WORK TO DO: In how many lines of the data does the word "that" appear? Give the number by itself.

DATA FOR PROCESSING:
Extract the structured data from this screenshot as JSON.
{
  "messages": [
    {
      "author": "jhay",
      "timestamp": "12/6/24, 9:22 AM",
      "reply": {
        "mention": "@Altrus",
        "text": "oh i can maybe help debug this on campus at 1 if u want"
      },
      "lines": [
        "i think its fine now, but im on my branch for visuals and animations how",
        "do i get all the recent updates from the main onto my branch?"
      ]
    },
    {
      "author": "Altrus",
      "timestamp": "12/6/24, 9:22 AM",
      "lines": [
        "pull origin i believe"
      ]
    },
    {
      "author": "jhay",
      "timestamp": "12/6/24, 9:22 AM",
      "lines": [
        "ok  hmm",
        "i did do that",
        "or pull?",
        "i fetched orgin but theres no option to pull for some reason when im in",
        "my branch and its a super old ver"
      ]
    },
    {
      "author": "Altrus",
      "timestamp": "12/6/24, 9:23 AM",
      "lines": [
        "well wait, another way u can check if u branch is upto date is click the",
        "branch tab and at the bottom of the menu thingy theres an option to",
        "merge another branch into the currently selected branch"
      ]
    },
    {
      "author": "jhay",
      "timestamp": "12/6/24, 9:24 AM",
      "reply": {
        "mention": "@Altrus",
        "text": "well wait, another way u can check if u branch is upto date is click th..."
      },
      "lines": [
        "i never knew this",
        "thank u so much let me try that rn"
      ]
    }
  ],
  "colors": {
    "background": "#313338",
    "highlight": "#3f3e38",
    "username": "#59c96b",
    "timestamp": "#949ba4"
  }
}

SOLUTION TO THIS EXERCISE: 2